WRITTEN EXERCISE
Copy out each line in the material below that has the word "Siguiendo".

(Extracted records)
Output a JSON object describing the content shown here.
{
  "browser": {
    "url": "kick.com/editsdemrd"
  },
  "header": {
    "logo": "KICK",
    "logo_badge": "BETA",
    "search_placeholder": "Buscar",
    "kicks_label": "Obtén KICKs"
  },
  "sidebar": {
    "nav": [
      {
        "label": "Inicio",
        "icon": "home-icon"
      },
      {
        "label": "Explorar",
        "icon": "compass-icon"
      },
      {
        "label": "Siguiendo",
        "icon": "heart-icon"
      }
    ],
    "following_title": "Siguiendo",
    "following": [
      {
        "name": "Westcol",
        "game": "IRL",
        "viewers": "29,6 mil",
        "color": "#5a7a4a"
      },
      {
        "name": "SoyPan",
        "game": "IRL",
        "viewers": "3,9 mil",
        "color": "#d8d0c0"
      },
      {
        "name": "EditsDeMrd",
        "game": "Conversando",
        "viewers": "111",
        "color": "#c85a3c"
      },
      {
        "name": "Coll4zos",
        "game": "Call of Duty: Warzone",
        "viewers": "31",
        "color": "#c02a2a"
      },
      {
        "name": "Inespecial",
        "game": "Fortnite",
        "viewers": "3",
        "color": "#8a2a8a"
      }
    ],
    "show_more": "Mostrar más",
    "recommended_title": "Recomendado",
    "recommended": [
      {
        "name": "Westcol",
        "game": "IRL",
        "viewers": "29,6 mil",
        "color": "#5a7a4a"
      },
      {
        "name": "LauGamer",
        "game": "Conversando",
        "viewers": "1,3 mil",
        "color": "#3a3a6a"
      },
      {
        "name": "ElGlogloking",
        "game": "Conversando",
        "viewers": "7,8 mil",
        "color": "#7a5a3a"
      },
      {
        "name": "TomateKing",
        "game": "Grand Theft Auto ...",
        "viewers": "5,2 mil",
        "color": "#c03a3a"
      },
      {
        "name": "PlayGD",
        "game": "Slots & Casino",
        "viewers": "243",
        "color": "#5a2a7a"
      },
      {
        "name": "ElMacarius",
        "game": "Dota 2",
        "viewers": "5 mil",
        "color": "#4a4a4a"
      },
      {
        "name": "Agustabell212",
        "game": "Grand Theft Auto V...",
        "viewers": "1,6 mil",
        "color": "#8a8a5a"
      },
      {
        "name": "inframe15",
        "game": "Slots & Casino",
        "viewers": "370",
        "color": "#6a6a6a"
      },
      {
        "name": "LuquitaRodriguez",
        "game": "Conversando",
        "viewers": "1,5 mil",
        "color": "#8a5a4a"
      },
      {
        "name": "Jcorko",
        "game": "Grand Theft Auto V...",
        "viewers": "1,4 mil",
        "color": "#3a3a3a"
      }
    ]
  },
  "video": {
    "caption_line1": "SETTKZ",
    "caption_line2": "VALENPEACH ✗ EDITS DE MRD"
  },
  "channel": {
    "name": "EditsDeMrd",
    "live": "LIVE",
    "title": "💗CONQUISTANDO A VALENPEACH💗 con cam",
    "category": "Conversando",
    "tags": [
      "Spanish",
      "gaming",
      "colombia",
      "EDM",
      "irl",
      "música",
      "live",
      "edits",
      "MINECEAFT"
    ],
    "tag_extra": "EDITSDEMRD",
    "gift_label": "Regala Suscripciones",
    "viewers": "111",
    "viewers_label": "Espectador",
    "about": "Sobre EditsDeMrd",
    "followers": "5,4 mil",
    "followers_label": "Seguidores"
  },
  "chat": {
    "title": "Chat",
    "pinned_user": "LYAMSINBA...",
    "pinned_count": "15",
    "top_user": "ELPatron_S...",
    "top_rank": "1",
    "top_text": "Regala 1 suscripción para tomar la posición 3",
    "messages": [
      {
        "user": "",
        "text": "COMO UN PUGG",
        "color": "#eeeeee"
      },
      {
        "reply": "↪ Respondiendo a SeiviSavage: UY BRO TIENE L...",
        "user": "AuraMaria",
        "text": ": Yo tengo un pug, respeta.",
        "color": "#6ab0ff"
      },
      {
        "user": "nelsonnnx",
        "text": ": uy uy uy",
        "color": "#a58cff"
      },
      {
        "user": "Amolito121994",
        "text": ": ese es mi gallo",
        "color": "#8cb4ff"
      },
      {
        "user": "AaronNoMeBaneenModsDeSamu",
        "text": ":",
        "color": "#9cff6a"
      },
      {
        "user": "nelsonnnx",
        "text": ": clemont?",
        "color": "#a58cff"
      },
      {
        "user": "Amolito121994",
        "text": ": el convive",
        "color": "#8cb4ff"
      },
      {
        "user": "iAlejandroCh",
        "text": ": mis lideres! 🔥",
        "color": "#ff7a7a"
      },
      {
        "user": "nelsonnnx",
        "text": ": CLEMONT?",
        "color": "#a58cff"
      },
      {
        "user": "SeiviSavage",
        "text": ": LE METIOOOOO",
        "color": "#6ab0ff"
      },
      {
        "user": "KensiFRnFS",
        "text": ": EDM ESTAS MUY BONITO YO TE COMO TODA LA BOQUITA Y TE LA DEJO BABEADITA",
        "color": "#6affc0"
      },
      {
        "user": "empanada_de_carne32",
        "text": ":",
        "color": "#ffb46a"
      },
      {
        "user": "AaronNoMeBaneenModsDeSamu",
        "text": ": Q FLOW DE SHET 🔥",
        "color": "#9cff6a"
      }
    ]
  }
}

RESULT OF THE EXERCISE
        "label": "Siguiendo",
    "following_title": "Siguiendo",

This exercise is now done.